> INSTRUCTIONS TO FOLLOW: How many of the lines contain the string "Average"? Give the number, with no other words.

Stored records:
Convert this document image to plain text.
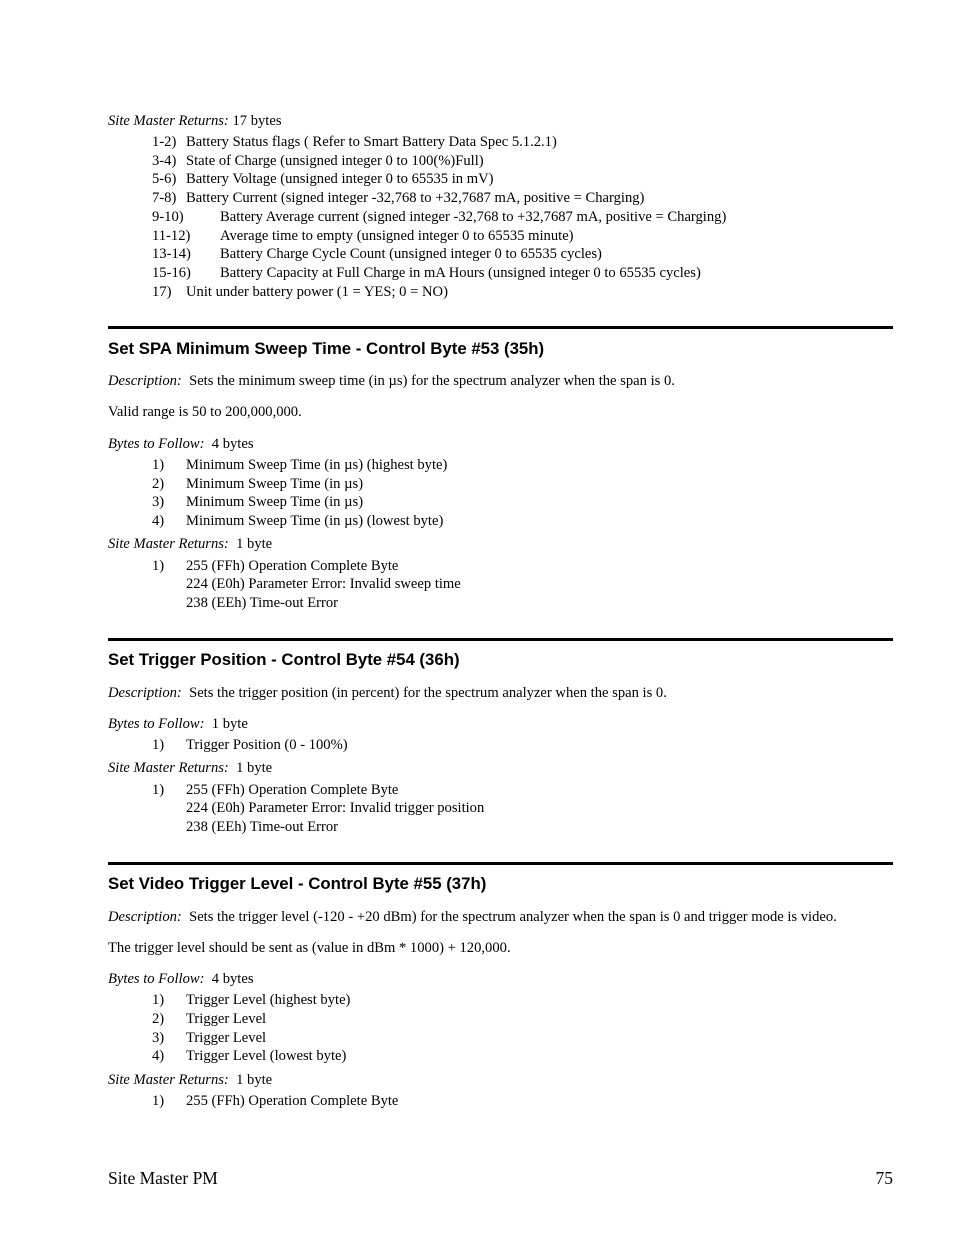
Site Master Returns: 17 bytes
1-2) Battery Status flags ( Refer to Smart Battery Data Spec 5.1.2.1)
3-4) State of Charge (unsigned integer 0 to 100(%)Full)
5-6) Battery Voltage (unsigned integer 0 to 65535 in mV)
7-8) Battery Current (signed integer -32,768 to +32,7687 mA, positive = Charging)
9-10) Battery Average current (signed integer -32,768 to +32,7687 mA, positive = Charging)
11-12) Average time to empty (unsigned integer 0 to 65535 minute)
13-14) Battery Charge Cycle Count (unsigned integer 0 to 65535 cycles)
15-16) Battery Capacity at Full Charge in mA Hours (unsigned integer 0 to 65535 cycles)
17) Unit under battery power (1 = YES; 0 = NO)
Set SPA Minimum Sweep Time - Control Byte #53 (35h)
Description: Sets the minimum sweep time (in µs) for the spectrum analyzer when the span is 0.
Valid range is 50 to 200,000,000.
Bytes to Follow: 4 bytes
1) Minimum Sweep Time (in µs) (highest byte)
2) Minimum Sweep Time (in µs)
3) Minimum Sweep Time (in µs)
4) Minimum Sweep Time (in µs) (lowest byte)
Site Master Returns: 1 byte
1) 255 (FFh) Operation Complete Byte
224 (E0h) Parameter Error: Invalid sweep time
238 (EEh) Time-out Error
Set Trigger Position - Control Byte #54 (36h)
Description: Sets the trigger position (in percent) for the spectrum analyzer when the span is 0.
Bytes to Follow: 1 byte
1) Trigger Position (0 - 100%)
Site Master Returns: 1 byte
1) 255 (FFh) Operation Complete Byte
224 (E0h) Parameter Error: Invalid trigger position
238 (EEh) Time-out Error
Set Video Trigger Level - Control Byte #55 (37h)
Description: Sets the trigger level (-120 - +20 dBm) for the spectrum analyzer when the span is 0 and trigger mode is video.
The trigger level should be sent as (value in dBm * 1000) + 120,000.
Bytes to Follow: 4 bytes
1) Trigger Level (highest byte)
2) Trigger Level
3) Trigger Level
4) Trigger Level (lowest byte)
Site Master Returns: 1 byte
1) 255 (FFh) Operation Complete Byte
Site Master PM	75
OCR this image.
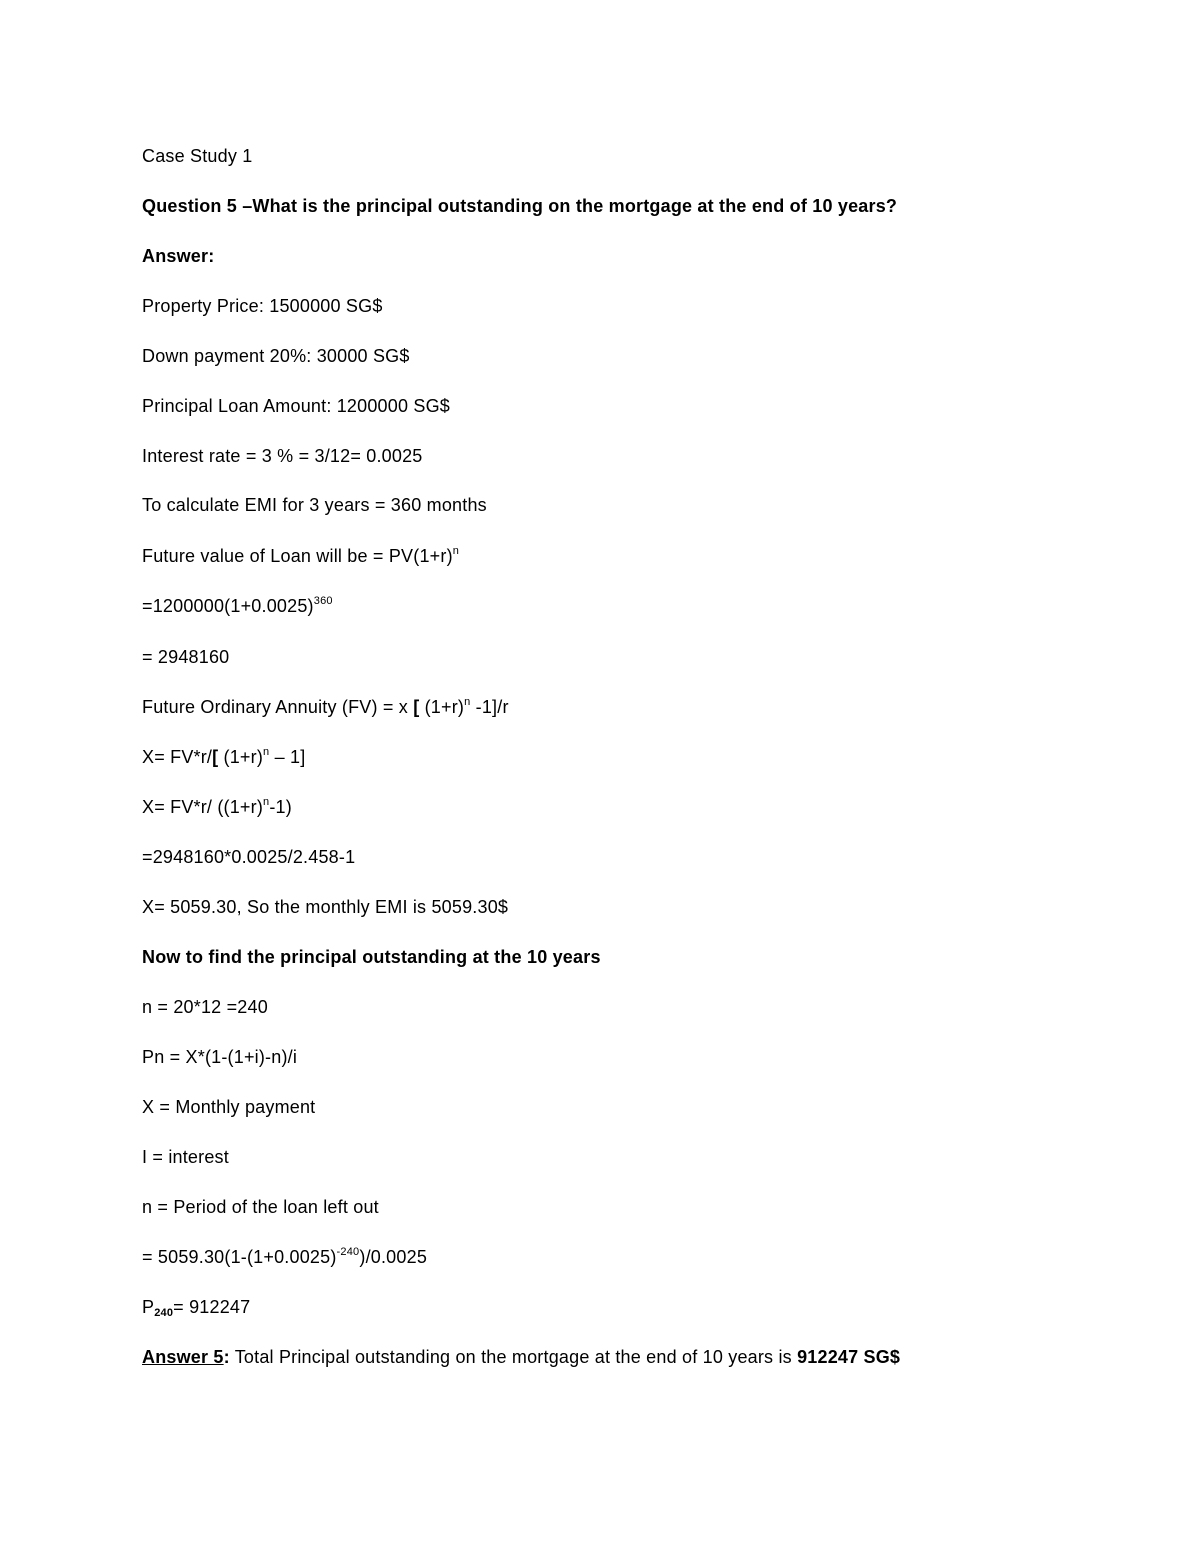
Case Study 1
Question 5 –What is the principal outstanding on the mortgage at the end of 10 years?
Answer:
Property Price: 1500000 SG$
Down payment 20%: 30000 SG$
Principal Loan Amount: 1200000 SG$
Interest rate = 3 % = 3/12= 0.0025
To calculate EMI for 3 years = 360 months
Future value of Loan will be = $PV(1+r)^n$
$=1200000(1+0.0025)^{360}$
= 2948160
Future Ordinary Annuity (FV) = x [ $(1+r)^n$ -1]/r
X= FV*r/[ $(1+r)^n - 1$]
X= FV*r/ $((1+r)^n-1)$
=2948160*0.0025/2.458-1
X= 5059.30, So the monthly EMI is 5059.30$
Now to find the principal outstanding at the 10 years
n = 20*12 =240
Pn = X*(1-(1+i)-n)/i
X = Monthly payment
I = interest
n = Period of the loan left out
= $5059.30(1-(1+0.0025)^{-240})/0.0025$
$P_{240}= 912247$
Answer 5: Total Principal outstanding on the mortgage at the end of 10 years is 912247 SG$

> WRITTEN SOLUTION: 2